Annotated region listings:
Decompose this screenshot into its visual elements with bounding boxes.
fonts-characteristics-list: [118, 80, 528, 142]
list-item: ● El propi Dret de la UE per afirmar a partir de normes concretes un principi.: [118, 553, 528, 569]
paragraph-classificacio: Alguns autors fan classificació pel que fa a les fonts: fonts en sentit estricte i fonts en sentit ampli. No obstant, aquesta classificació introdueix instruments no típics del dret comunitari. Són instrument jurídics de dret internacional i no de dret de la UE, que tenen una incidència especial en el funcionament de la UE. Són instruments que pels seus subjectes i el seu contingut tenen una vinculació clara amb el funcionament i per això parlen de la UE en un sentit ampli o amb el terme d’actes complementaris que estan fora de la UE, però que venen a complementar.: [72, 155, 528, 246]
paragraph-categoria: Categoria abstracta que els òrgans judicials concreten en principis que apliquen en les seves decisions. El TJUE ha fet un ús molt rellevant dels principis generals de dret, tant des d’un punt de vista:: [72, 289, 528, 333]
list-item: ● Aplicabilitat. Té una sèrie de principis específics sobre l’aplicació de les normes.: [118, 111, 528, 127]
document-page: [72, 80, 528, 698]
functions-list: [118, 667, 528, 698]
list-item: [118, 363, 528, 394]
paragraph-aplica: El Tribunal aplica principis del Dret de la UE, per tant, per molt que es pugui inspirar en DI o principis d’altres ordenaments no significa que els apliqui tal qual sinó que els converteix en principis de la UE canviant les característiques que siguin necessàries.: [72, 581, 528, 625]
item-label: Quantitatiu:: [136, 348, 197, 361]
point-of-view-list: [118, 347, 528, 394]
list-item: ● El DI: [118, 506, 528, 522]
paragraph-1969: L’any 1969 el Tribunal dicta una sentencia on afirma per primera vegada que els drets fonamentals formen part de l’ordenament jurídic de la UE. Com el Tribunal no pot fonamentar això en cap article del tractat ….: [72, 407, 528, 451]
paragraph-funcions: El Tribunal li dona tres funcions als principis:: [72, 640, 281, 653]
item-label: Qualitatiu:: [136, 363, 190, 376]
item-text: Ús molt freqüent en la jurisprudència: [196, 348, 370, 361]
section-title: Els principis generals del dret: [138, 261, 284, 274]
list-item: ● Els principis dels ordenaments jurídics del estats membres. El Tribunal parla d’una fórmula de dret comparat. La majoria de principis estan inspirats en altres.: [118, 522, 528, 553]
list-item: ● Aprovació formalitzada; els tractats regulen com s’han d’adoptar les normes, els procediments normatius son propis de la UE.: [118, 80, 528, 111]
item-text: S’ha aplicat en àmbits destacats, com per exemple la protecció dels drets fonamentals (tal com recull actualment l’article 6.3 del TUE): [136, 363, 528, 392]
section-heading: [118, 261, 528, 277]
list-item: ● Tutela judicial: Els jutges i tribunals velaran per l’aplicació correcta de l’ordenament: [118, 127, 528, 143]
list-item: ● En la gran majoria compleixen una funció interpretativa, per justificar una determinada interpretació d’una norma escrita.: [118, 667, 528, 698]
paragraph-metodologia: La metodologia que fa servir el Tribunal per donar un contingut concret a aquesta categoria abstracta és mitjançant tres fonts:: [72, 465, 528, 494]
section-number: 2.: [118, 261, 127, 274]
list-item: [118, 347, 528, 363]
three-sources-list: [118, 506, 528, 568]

* * *

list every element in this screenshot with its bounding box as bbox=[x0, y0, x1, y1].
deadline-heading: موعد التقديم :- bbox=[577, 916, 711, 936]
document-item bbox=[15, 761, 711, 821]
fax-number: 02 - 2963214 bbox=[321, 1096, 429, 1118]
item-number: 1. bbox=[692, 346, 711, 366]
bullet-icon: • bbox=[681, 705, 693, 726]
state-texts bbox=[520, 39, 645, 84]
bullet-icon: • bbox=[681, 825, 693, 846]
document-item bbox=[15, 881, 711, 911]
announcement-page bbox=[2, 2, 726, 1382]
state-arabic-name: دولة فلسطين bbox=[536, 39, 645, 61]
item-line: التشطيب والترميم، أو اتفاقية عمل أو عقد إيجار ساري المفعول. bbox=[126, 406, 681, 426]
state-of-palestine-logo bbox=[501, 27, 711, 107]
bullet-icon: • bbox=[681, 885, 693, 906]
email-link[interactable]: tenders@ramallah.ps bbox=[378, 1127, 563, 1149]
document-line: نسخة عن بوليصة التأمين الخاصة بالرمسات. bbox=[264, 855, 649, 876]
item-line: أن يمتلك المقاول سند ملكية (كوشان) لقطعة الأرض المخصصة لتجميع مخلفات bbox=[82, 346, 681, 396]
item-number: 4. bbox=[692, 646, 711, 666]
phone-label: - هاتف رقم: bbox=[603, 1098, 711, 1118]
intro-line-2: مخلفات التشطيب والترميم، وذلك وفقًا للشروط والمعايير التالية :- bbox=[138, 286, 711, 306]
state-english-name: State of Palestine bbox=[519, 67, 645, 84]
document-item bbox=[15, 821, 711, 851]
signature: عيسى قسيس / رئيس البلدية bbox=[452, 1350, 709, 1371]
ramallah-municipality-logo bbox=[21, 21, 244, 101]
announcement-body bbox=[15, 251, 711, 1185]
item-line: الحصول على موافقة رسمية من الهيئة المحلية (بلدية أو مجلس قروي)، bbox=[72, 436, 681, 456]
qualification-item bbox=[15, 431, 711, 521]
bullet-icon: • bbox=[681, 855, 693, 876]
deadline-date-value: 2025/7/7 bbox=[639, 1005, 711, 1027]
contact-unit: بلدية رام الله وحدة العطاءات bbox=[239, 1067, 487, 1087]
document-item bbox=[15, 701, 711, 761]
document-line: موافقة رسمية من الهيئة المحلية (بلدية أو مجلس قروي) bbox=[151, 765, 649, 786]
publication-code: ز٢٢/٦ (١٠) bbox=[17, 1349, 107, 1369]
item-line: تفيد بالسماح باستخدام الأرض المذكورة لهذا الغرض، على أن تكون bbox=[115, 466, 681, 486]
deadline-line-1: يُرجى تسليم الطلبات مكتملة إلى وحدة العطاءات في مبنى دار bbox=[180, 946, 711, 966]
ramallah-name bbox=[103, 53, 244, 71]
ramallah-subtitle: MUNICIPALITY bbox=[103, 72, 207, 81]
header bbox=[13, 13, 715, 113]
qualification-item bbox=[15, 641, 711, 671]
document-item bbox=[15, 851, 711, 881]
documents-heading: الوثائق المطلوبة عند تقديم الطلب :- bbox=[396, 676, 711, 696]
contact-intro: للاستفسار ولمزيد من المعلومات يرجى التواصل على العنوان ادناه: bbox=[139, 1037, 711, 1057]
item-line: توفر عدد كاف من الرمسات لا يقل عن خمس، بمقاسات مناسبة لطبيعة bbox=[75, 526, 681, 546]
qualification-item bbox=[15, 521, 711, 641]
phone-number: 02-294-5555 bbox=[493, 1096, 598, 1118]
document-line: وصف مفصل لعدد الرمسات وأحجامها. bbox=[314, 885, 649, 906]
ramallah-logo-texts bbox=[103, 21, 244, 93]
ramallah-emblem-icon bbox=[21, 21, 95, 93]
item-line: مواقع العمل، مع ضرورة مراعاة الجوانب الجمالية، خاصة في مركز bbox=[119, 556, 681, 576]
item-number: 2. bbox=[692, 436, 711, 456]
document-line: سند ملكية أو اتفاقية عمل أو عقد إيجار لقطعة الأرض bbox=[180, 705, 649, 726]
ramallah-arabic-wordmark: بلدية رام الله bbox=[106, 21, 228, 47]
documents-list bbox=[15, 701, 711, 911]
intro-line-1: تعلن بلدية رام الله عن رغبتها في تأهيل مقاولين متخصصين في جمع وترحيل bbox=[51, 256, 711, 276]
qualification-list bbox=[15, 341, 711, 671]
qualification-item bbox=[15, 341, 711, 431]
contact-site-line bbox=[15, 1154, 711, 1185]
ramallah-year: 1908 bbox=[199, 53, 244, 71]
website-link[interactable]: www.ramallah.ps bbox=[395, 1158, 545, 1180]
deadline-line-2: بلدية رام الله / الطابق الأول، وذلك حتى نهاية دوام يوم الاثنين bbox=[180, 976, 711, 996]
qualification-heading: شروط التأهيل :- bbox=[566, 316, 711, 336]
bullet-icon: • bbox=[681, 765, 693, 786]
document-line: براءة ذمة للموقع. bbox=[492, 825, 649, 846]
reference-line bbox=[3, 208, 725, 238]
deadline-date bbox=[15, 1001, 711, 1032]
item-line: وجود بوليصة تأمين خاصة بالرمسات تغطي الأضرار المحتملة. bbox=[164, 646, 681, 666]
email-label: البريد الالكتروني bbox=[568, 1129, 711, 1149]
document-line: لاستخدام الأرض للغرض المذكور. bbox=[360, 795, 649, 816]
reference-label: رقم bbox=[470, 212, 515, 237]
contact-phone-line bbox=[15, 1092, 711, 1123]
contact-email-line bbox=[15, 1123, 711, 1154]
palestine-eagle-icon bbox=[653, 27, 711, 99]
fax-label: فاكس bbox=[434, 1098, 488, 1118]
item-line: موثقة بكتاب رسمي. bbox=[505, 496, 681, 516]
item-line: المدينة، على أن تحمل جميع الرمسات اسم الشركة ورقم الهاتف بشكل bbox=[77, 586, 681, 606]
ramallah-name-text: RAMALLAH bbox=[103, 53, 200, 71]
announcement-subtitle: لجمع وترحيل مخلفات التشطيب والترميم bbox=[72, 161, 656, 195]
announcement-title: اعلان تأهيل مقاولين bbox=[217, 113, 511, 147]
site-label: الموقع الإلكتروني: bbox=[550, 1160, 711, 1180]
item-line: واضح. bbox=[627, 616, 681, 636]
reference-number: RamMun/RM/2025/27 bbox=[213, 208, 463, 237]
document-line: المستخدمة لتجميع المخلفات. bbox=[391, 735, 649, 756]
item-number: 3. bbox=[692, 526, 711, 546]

#### [Brief]
Starting at the line that has "Decompose this screenshot" and ending after the line that has "list-item: ● El propi", write those lines out again, swapping "bounding boxes" for "bbox coordinates" and keeping everything else the same.

#### [Task output]
Decompose this screenshot into its visual elements with bbox coordinates.
fonts-characteristics-list: [118, 80, 528, 142]
list-item: ● El propi Dret de la UE per afirmar a partir de normes concretes un principi.: [118, 553, 528, 569]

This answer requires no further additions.